▶ [WRITTEN TASK] In the Spark forum thread, which built-in Spark functions does the reply recommend?

I have a dataset as below.
id1 k1, k2, k3, k4
id2 k1, k2
id3 k2, k3
id4 k4
I wish to count the number of rows in which each of my "k" is present along with the id's it is present for.
output :
k1 2 id1, id2
k2 3 id1, id2, id3
k3 2 id1, id3
k4 2 id1, id4
I have used explode and then group by on keys and I get the following output.
val newlines = sparkSession.read.textFile(s3Path)
.map(ke => {
val split = ke.split("\t")
(split(0), split(1).toString.split(", "))
})
val myDF = newlines.withColumn("Key", explode($"_3")).groupBy(("Key"))
.agg(count("Key"))
k1 2
k2 3
k3 2
k4 2
Is there a way I can add id's as well ?
You can use spark inbuilt
functions split,explode,agg
!
Example:
scala> import org.apache.spark.sql.functions._
scala> val df=Seq(("id1","k1,k2,k3,k4"),
("id2","k1,k2"),
("id3","k2,k3"),
("id4","k4"))
.toDF("a","b")
scala> df.selectExpr("a","explode(split(b,',')) as ex")
.groupBy('ex)
.agg(concat_ws(",",collect_list('a)).alias("b"),
count("*").alias("cnt"))
.orderBy('ex)
.show()
Result:
+---+-----------+---+
| ex| b|cnt|
+---+-----------+---+
| k1| id1,id2| 2|
| k2|id1,id2,id3| 3|
| k3| id1,id3| 2|
| k4| id1,id4| 2|
+---+-----------+---+

▶ [Layout records]
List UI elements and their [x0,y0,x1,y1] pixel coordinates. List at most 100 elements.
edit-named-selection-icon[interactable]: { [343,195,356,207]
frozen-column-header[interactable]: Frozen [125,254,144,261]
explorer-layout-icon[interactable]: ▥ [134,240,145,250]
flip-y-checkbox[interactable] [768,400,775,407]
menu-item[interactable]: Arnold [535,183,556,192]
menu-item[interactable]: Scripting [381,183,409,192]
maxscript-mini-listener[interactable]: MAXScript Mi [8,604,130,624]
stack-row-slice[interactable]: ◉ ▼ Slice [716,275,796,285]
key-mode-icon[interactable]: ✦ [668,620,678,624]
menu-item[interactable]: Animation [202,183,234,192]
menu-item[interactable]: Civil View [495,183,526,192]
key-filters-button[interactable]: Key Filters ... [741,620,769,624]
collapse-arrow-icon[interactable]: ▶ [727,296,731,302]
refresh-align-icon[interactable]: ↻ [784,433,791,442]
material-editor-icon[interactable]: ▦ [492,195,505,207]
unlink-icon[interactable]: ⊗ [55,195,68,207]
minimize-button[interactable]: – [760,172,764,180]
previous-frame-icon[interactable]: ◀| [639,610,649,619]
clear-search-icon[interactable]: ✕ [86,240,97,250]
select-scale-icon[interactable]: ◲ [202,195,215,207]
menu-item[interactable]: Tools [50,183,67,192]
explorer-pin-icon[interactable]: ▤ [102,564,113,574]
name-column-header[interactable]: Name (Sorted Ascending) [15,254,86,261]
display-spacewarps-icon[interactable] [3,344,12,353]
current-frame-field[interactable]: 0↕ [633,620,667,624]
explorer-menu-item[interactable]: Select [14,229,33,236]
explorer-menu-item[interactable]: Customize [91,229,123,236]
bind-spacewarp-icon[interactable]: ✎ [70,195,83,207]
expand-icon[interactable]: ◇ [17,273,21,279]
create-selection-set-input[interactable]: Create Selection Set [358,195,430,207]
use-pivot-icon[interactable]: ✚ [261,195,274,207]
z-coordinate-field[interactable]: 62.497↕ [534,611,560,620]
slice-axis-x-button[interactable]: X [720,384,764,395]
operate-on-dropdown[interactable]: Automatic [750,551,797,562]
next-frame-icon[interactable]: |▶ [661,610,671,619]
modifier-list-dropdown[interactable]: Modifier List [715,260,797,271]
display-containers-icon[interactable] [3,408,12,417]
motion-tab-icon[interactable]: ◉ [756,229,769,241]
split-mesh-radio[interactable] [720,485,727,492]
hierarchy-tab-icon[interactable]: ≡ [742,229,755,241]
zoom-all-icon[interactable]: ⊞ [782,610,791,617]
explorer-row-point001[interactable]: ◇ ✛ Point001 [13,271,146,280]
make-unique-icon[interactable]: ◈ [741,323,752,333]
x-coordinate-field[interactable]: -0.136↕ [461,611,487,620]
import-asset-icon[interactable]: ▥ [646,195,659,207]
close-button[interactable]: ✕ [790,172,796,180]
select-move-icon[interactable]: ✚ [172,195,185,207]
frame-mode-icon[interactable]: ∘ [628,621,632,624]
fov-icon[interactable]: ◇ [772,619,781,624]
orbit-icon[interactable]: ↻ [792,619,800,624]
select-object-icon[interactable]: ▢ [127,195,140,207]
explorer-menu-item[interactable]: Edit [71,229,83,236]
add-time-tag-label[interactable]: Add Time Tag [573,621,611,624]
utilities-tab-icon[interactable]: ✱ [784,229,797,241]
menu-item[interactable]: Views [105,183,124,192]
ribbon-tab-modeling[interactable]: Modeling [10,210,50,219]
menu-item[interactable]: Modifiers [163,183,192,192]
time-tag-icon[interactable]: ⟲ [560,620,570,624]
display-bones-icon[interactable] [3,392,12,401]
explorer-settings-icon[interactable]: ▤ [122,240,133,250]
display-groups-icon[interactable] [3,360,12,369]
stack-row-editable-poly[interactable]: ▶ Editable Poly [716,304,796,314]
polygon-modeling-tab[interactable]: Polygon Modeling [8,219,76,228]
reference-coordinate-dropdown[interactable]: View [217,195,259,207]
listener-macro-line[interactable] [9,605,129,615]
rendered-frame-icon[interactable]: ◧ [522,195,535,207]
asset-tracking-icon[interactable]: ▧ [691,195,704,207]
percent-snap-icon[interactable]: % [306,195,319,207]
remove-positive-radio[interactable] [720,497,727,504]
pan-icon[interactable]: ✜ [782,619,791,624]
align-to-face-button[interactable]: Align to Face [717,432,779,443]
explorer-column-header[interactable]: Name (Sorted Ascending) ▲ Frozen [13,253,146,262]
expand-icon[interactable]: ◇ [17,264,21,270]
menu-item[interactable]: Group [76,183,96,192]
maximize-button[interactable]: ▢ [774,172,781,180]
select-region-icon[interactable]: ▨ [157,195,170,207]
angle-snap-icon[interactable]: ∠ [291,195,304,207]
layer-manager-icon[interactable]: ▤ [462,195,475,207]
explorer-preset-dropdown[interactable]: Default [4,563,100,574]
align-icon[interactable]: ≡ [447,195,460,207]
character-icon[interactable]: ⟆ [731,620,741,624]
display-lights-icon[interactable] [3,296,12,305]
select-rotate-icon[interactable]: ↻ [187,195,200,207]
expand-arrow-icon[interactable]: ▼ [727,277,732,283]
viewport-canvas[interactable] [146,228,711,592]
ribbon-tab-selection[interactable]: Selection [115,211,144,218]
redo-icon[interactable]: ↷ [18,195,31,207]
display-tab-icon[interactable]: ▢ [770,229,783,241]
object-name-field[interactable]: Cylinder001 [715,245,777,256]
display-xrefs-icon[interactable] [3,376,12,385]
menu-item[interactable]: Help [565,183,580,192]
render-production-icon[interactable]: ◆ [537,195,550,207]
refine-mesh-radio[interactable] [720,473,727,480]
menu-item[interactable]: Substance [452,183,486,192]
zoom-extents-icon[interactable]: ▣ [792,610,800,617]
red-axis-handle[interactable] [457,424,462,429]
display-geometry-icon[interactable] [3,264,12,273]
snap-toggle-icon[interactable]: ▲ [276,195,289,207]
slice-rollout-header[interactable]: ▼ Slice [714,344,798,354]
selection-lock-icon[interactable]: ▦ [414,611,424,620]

▶ [WRITTEN REPLY] split, explode and agg